DOCUMENT SEGMENT:
— Begin —
7. Transactions in RDFox

Operations in a database are normally grouped into a transaction, which is a unit of work that must be executed atomically and in apparent isolation from other transactions.

Each transaction in RDFox operates on a single data store — that is, transactions cannot span several data stores within a single server or data stores in different servers.

A transaction can be rolled back (i.e., aborted without changing the data store) or committed.

Transactions in RDFox satisfy the well-known ACID properties:

Atomicity

If an operation inside a transaction starts changing the store but then fails in the middle, the transaction will be rolled back and hence an operation in a transaction cannot be partially executed.

Consistency

A transaction can only bring the store from a consistent state to another consistent state. In RDFox, consistency means that 1) every implicit fact that logically follows from the given rules and explicit facts has been materialized and 2) each constraint defined on the data store content is satisfied (see Section 7.2).

Isolation

Transactions appear to be executed as if no other transaction was being executing at the same time.

Durability

The effect of a committed transaction is never lost; in particular, once a transaction has been committed RDFox ensures that the state of the relevant data store will be persisted on disk. Durability is configurable in RDFox: data store can be configured to be persisted after a transaction, where by default persistence is disabled.

7.1. Types of Transactions

Transactions in RDFox can be of one of the following three types:

  • Read/write.

  • Interruptible read-only.

  • Read-only.

A data store can be updated only by a read/write transaction. Changes made by a read/write transaction are immediately visible to the transaction, including any new facts derived from reasoning (if the user chooses to).

Example Read-write transaction

Consider again our usual family example. Let us first initialize a store in the shell and load the data as we did in the Getting Started guide:

dstore create family par-complex-nn
active family
import data.ttl
set output out

We can now group in a read/write transaction a write operation consisting of a rule importation and a read operation consisting of a query as follows:

begin
import ! [?p, :hasChild, ?c] :- [?c, :hasParent, ?p] .
select ?p ?c where { ?p :hasChild ?c }
commit

Reasoning will happen after the rule is imported and hence the query results will reflect the changes in the materialization. In particular, we will obtain the following query results:

:lois :meg .
:peter :meg .
:peter :chris .
:lois :stewie .

If an operation in a transaction starts changing the store but fails in the middle, the transaction will be rolled back. For instance, in the previous transaction an error could happen in the middle of the import operation when the instruction has started changing the store but has not finished (thus leaving the database in an inconsistent state). In this case, the transaction will be rolled back.
— End —
RECORDS SUPPLIED:
— Begin —
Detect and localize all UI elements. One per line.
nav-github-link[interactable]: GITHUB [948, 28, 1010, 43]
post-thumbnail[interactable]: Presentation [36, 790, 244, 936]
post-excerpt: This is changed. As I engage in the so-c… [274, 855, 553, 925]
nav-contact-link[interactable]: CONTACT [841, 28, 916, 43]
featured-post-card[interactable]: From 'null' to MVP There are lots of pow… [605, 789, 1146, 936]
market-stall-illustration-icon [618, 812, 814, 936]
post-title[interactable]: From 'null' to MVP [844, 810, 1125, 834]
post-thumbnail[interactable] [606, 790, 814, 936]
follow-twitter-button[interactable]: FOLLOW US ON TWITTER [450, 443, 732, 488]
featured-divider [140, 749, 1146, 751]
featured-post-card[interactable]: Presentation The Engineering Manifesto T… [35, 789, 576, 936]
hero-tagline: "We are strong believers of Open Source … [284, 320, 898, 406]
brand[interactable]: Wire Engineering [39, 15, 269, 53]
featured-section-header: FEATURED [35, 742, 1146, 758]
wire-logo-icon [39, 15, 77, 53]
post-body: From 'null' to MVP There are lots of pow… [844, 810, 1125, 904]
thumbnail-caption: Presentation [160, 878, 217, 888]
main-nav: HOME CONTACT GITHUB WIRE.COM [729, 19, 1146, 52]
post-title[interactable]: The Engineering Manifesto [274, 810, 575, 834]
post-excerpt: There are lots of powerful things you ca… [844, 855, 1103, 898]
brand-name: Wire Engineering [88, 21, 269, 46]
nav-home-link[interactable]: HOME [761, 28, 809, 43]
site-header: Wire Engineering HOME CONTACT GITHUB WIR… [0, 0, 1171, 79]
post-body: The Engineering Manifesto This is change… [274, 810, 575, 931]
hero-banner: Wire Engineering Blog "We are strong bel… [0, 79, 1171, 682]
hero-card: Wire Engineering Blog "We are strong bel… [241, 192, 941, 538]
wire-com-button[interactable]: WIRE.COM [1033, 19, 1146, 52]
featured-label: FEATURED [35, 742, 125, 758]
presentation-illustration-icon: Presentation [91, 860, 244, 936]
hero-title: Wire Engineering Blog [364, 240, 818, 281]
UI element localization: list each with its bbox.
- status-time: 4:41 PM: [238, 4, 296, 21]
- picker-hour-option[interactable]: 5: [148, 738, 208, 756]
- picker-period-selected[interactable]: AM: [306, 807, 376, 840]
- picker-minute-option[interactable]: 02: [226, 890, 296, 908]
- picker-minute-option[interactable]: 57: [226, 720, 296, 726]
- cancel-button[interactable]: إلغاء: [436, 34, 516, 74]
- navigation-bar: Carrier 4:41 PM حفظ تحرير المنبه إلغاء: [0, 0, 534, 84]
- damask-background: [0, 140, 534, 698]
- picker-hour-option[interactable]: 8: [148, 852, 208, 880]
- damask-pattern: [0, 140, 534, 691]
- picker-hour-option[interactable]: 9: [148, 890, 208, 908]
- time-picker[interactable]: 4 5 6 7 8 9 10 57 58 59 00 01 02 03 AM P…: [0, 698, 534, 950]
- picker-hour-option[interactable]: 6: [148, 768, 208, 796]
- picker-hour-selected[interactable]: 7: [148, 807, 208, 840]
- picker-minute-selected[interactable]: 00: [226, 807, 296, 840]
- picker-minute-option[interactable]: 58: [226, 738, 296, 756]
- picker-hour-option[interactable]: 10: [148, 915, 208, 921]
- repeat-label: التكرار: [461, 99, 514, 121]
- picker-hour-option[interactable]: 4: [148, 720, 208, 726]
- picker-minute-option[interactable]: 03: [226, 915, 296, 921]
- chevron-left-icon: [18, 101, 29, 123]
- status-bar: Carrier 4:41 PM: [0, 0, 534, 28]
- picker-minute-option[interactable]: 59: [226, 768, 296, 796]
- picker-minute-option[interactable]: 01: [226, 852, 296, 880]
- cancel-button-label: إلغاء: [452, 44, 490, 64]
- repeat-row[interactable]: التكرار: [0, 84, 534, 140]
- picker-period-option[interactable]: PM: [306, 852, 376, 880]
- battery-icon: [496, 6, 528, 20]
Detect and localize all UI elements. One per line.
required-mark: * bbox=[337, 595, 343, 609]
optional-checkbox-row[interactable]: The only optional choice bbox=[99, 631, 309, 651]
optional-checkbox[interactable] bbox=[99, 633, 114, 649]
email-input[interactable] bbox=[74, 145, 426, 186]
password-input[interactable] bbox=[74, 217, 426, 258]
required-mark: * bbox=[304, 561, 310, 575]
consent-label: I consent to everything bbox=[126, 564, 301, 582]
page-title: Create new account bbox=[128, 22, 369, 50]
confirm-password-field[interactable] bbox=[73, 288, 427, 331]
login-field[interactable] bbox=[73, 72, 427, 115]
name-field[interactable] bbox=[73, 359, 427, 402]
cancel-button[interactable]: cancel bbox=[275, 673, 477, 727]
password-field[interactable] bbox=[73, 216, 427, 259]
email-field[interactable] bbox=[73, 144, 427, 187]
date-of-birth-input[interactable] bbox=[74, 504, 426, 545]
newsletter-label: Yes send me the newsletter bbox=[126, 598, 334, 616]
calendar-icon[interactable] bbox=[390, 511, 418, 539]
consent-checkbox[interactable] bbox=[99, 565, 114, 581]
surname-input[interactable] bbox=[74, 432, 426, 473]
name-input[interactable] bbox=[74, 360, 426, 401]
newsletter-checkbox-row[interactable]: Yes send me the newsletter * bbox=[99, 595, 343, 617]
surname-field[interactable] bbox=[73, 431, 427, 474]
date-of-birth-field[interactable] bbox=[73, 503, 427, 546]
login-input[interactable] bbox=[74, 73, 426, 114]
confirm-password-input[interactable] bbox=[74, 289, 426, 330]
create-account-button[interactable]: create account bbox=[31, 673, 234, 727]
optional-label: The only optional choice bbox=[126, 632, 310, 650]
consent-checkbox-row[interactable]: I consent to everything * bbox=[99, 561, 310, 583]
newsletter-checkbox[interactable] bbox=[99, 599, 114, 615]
— End —
GIVEN TASK 1:
Quote the passage on transactions in RDFox from "If an operation in a" up to and including "case, the transaction will be rolled back.".
GIVEN TASK 2:
Put the lines of the records into a JSON list of strings, with one string per line and blank lines omitted. Cover only the lines from the start of the records up to and including the line with "post-title[interactable]: From 'null'".

WRITTEN RESPONSE 1:
If an operation in a transaction starts changing the store but fails in the middle, the transaction will be rolled back. For instance, in the previous transaction an error could happen in the middle of the import operation when the instruction has started changing the store but has not finished (thus leaving the database in an inconsistent state). In this case, the transaction will be rolled back.

WRITTEN RESPONSE 2:
[
  "Detect and localize all UI elements. One per line.",
  "nav-github-link[interactable]: GITHUB [948, 28, 1010, 43]",
  "post-thumbnail[interactable]: Presentation [36, 790, 244, 936]",
  "post-excerpt: This is changed. As I engage in the so-c… [274, 855, 553, 925]",
  "nav-contact-link[interactable]: CONTACT [841, 28, 916, 43]",
  "featured-post-card[interactable]: From 'null' to MVP There are lots of pow… [605, 789, 1146, 936]",
  "market-stall-illustration-icon [618, 812, 814, 936]",
  "post-title[interactable]: From 'null' to MVP [844, 810, 1125, 834]"
]